BEGIN MATERIAL SUPPLIED

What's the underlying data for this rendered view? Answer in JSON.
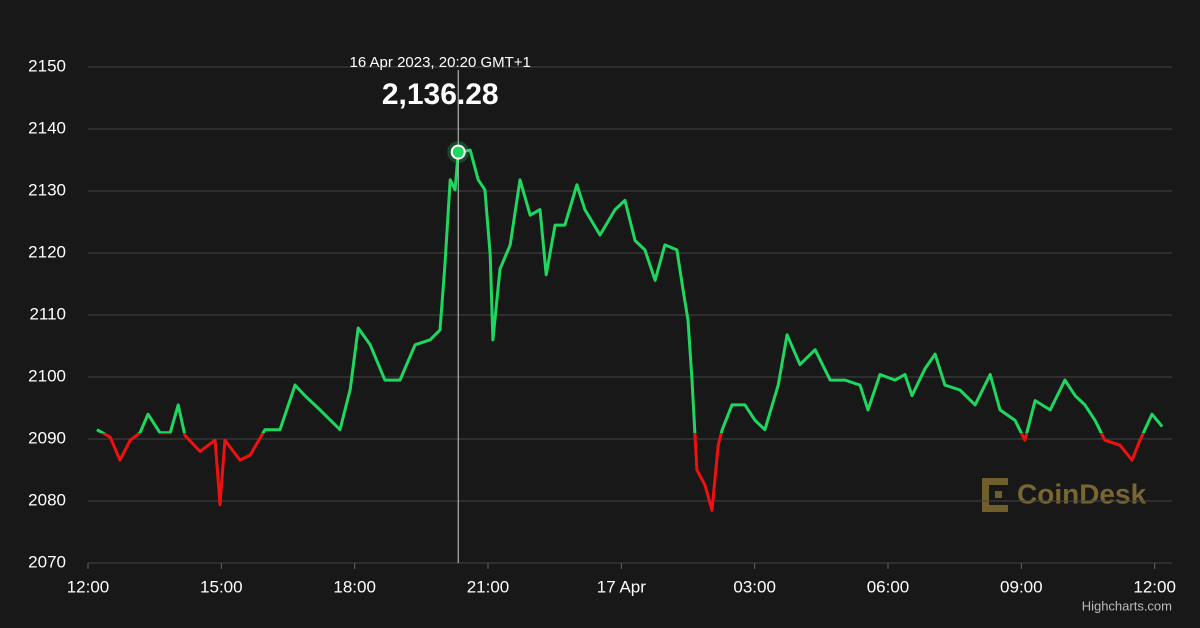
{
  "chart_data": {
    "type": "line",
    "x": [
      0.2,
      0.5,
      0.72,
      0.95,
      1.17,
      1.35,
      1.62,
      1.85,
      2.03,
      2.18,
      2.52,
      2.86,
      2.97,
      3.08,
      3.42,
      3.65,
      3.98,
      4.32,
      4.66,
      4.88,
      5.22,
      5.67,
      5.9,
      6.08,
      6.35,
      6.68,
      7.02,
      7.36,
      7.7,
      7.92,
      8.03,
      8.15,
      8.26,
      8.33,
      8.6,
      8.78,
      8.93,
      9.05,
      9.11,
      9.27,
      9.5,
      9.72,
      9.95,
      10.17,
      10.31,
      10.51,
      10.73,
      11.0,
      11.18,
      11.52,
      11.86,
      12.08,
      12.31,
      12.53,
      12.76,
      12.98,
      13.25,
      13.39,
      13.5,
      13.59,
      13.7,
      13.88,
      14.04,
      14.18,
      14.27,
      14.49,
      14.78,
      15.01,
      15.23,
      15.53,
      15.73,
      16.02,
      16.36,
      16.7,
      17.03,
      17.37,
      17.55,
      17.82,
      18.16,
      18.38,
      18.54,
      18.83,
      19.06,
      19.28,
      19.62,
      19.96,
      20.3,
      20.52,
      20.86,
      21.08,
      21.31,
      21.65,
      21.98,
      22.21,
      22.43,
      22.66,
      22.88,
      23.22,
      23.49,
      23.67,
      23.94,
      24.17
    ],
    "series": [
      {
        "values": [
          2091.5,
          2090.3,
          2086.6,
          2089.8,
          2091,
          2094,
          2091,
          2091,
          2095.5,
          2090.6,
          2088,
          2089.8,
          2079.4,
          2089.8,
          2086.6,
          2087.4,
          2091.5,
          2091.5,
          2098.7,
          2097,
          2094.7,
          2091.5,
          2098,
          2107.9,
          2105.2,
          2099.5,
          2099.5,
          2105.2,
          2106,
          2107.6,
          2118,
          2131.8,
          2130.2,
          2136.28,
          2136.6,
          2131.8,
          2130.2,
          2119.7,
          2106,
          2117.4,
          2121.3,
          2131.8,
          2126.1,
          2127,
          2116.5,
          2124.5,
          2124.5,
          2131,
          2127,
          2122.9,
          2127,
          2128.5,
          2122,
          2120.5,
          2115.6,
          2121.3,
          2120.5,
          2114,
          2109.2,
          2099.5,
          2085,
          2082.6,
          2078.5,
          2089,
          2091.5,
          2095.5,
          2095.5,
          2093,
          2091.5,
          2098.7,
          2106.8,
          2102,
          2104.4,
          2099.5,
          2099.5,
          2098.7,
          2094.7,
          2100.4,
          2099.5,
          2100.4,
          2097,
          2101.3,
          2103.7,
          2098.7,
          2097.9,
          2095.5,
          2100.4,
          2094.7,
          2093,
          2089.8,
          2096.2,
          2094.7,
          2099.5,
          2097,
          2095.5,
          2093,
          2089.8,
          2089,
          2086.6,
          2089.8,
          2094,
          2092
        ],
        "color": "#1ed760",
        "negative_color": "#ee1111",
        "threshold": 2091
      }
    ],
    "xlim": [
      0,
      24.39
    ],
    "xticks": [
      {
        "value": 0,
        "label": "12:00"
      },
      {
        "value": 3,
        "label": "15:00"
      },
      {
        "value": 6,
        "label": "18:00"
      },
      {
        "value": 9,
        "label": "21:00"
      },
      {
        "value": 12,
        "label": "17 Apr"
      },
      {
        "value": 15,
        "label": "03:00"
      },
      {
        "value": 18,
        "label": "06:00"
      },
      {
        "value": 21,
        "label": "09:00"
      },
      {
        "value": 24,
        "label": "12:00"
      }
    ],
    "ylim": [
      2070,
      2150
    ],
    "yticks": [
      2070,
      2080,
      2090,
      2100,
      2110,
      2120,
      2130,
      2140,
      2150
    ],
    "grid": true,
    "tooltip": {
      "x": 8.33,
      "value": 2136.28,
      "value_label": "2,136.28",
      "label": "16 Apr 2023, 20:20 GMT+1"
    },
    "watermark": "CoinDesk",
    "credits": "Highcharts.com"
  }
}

END MATERIAL SUPPLIED

*EXERCISE*. Leave out all images, then reproduce the entries above exactly.

*FINISHED ANSWER*.
What's the underlying data for this rendered view? Answer in JSON.
{
  "chart_data": {
    "type": "line",
    "x": [
      0.2,
      0.5,
      0.72,
      0.95,
      1.17,
      1.35,
      1.62,
      1.85,
      2.03,
      2.18,
      2.52,
      2.86,
      2.97,
      3.08,
      3.42,
      3.65,
      3.98,
      4.32,
      4.66,
      4.88,
      5.22,
      5.67,
      5.9,
      6.08,
      6.35,
      6.68,
      7.02,
      7.36,
      7.7,
      7.92,
      8.03,
      8.15,
      8.26,
      8.33,
      8.6,
      8.78,
      8.93,
      9.05,
      9.11,
      9.27,
      9.5,
      9.72,
      9.95,
      10.17,
      10.31,
      10.51,
      10.73,
      11.0,
      11.18,
      11.52,
      11.86,
      12.08,
      12.31,
      12.53,
      12.76,
      12.98,
      13.25,
      13.39,
      13.5,
      13.59,
      13.7,
      13.88,
      14.04,
      14.18,
      14.27,
      14.49,
      14.78,
      15.01,
      15.23,
      15.53,
      15.73,
      16.02,
      16.36,
      16.7,
      17.03,
      17.37,
      17.55,
      17.82,
      18.16,
      18.38,
      18.54,
      18.83,
      19.06,
      19.28,
      19.62,
      19.96,
      20.3,
      20.52,
      20.86,
      21.08,
      21.31,
      21.65,
      21.98,
      22.21,
      22.43,
      22.66,
      22.88,
      23.22,
      23.49,
      23.67,
      23.94,
      24.17
    ],
    "series": [
      {
        "values": [
          2091.5,
          2090.3,
          2086.6,
          2089.8,
          2091,
          2094,
          2091,
          2091,
          2095.5,
          2090.6,
          2088,
          2089.8,
          2079.4,
          2089.8,
          2086.6,
          2087.4,
          2091.5,
          2091.5,
          2098.7,
          2097,
          2094.7,
          2091.5,
          2098,
          2107.9,
          2105.2,
          2099.5,
          2099.5,
          2105.2,
          2106,
          2107.6,
          2118,
          2131.8,
          2130.2,
          2136.28,
          2136.6,
          2131.8,
          2130.2,
          2119.7,
          2106,
          2117.4,
          2121.3,
          2131.8,
          2126.1,
          2127,
          2116.5,
          2124.5,
          2124.5,
          2131,
          2127,
          2122.9,
          2127,
          2128.5,
          2122,
          2120.5,
          2115.6,
          2121.3,
          2120.5,
          2114,
          2109.2,
          2099.5,
          2085,
          2082.6,
          2078.5,
          2089,
          2091.5,
          2095.5,
          2095.5,
          2093,
          2091.5,
          2098.7,
          2106.8,
          2102,
          2104.4,
          2099.5,
          2099.5,
          2098.7,
          2094.7,
          2100.4,
          2099.5,
          2100.4,
          2097,
          2101.3,
          2103.7,
          2098.7,
          2097.9,
          2095.5,
          2100.4,
          2094.7,
          2093,
          2089.8,
          2096.2,
          2094.7,
          2099.5,
          2097,
          2095.5,
          2093,
          2089.8,
          2089,
          2086.6,
          2089.8,
          2094,
          2092
        ],
        "color": "#1ed760",
        "negative_color": "#ee1111",
        "threshold": 2091
      }
    ],
    "xlim": [
      0,
      24.39
    ],
    "xticks": [
      {
        "value": 0,
        "label": "12:00"
      },
      {
        "value": 3,
        "label": "15:00"
      },
      {
        "value": 6,
        "label": "18:00"
      },
      {
        "value": 9,
        "label": "21:00"
      },
      {
        "value": 12,
        "label": "17 Apr"
      },
      {
        "value": 15,
        "label": "03:00"
      },
      {
        "value": 18,
        "label": "06:00"
      },
      {
        "value": 21,
        "label": "09:00"
      },
      {
        "value": 24,
        "label": "12:00"
      }
    ],
    "ylim": [
      2070,
      2150
    ],
    "yticks": [
      2070,
      2080,
      2090,
      2100,
      2110,
      2120,
      2130,
      2140,
      2150
    ],
    "grid": true,
    "tooltip": {
      "x": 8.33,
      "value": 2136.28,
      "value_label": "2,136.28",
      "label": "16 Apr 2023, 20:20 GMT+1"
    },
    "watermark": "CoinDesk",
    "credits": "Highcharts.com"
  }
}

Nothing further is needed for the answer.